> [Exercise prompt] From the entries below, copy every line that holds the word "作者单位".

----------

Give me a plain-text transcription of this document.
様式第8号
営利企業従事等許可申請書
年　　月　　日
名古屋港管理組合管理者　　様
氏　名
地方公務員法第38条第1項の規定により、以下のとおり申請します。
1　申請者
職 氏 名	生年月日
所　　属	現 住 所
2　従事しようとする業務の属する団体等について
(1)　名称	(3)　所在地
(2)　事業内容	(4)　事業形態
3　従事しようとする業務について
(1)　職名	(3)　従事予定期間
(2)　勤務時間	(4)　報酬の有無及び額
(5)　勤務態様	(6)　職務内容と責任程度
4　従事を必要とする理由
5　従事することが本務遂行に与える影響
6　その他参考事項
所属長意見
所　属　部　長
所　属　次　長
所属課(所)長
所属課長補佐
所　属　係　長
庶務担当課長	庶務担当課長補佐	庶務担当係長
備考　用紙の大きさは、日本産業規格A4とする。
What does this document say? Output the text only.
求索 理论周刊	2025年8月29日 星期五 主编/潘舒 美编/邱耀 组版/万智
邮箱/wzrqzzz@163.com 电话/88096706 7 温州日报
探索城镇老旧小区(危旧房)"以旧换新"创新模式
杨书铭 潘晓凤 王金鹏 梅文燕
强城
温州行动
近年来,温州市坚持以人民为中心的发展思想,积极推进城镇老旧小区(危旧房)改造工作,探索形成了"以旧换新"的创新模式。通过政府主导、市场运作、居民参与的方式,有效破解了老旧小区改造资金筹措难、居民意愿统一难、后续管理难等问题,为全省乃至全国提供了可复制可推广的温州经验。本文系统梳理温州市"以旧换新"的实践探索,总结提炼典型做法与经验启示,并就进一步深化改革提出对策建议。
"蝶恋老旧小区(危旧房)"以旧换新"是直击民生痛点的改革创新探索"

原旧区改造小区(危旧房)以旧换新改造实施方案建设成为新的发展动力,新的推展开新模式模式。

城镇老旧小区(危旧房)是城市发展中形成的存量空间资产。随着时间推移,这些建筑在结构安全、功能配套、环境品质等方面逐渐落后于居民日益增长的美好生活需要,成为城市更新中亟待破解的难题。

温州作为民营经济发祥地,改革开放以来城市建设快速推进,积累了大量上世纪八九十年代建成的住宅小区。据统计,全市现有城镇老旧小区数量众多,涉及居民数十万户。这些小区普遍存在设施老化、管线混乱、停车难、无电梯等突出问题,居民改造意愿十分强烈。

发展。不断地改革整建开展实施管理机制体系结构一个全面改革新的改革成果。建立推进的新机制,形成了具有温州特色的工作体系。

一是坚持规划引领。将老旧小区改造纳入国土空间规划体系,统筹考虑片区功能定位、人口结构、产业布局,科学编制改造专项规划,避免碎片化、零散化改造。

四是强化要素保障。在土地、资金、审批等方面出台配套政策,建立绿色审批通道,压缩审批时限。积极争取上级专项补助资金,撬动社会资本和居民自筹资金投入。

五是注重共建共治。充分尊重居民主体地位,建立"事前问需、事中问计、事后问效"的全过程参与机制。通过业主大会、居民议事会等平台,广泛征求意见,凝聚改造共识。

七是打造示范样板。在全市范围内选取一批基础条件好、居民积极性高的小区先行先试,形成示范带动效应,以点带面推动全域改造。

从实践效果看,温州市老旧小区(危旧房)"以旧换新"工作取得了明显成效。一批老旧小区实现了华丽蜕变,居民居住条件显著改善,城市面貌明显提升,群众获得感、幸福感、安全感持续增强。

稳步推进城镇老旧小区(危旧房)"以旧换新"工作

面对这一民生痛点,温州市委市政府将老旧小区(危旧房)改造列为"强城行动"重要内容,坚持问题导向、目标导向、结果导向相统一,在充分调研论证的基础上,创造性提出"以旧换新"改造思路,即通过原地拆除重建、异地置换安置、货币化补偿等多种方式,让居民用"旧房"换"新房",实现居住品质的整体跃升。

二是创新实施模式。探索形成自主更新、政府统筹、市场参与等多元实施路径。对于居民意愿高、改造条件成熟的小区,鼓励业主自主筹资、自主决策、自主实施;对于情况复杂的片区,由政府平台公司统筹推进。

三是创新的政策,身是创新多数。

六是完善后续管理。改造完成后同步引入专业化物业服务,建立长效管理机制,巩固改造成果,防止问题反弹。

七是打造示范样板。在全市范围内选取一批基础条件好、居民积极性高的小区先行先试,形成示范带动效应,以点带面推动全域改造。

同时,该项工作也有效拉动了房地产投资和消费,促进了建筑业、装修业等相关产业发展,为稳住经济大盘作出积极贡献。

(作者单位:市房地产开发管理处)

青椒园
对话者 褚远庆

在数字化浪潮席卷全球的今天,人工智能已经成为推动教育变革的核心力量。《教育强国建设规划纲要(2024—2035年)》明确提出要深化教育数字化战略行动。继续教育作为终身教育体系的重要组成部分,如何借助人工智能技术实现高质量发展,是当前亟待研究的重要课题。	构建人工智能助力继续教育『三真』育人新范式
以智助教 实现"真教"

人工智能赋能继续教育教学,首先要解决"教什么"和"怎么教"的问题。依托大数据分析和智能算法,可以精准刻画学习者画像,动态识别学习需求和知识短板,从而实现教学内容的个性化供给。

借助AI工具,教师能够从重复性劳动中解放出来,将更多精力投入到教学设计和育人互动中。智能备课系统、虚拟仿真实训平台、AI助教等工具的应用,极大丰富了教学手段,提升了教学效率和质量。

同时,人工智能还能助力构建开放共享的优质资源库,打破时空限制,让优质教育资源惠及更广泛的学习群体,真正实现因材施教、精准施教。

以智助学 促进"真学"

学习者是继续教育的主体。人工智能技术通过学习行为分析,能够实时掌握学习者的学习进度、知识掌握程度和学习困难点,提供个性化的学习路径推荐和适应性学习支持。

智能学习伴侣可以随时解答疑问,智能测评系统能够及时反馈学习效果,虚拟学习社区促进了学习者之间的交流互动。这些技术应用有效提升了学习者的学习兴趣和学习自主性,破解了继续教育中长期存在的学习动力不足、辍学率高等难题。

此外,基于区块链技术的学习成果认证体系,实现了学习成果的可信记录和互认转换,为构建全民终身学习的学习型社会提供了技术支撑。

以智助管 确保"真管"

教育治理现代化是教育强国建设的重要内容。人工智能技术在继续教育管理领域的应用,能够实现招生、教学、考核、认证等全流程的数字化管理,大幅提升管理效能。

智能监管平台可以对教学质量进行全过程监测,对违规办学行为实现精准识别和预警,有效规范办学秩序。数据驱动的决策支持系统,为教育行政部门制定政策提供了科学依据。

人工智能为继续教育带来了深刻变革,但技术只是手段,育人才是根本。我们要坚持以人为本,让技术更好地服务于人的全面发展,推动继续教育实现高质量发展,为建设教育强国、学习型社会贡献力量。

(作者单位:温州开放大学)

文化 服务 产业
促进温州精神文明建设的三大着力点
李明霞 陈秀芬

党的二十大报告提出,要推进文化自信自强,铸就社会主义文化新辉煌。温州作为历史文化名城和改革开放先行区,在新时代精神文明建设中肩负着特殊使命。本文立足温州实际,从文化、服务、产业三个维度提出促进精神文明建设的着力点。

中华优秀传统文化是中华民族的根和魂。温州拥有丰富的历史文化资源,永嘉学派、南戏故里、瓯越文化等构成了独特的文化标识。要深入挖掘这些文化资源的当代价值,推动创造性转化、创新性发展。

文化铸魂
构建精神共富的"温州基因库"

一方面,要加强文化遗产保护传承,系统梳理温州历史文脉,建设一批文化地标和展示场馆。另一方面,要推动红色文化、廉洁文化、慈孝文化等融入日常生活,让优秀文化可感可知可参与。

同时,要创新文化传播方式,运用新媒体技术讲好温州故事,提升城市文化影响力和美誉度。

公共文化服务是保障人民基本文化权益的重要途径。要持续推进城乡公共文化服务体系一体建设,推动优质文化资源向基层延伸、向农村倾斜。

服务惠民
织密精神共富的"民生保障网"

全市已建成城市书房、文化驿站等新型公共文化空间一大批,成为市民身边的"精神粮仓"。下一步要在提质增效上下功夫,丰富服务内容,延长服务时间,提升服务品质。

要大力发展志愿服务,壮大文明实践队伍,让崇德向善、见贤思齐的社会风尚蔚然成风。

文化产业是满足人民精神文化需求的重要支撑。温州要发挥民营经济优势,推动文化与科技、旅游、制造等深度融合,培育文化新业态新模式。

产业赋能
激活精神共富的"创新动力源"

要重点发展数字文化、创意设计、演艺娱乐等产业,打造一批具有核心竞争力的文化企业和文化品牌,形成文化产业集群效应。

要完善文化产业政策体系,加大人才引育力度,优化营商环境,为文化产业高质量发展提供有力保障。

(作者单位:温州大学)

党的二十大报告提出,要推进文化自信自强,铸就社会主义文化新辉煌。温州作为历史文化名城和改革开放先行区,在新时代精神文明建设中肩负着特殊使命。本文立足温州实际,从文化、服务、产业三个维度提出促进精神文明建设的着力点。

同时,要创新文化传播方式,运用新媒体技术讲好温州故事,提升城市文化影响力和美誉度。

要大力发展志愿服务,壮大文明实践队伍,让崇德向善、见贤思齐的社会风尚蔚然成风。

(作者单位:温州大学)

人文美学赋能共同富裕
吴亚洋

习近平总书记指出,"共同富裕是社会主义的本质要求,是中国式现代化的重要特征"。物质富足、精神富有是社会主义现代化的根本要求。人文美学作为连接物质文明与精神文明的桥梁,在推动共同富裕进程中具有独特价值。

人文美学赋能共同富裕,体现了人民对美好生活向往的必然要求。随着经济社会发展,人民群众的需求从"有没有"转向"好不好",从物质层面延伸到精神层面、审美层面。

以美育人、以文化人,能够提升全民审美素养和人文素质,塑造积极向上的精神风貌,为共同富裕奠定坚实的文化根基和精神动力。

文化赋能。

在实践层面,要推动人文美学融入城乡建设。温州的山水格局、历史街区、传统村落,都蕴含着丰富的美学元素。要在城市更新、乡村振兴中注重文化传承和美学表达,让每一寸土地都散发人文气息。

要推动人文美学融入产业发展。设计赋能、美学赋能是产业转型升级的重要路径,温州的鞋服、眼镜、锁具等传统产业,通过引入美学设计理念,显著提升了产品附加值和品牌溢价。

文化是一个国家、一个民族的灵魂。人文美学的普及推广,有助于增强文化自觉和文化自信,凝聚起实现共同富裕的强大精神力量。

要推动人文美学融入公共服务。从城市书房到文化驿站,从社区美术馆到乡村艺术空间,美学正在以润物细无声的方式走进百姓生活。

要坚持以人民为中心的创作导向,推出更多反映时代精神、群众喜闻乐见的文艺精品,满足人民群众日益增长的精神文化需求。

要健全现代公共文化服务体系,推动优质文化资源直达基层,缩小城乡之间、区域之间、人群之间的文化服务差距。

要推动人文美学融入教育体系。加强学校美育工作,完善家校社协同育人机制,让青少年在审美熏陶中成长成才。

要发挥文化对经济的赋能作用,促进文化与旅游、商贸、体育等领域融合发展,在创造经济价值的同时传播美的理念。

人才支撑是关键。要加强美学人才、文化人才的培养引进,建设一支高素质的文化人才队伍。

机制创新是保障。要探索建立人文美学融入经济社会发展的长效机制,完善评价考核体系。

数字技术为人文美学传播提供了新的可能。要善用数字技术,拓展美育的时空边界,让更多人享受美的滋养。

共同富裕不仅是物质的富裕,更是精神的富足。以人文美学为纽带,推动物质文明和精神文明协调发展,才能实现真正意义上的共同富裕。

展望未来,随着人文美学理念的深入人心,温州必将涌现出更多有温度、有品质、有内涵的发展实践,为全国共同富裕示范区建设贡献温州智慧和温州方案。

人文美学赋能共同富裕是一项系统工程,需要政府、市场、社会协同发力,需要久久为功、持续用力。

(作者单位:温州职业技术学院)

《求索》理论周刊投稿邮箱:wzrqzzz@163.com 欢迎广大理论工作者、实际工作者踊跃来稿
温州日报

----------

> [Response to the exercise]
(作者单位:市房地产开发管理处)
(作者单位:温州开放大学)
(作者单位:温州大学)
(作者单位:温州大学)
(作者单位:温州职业技术学院)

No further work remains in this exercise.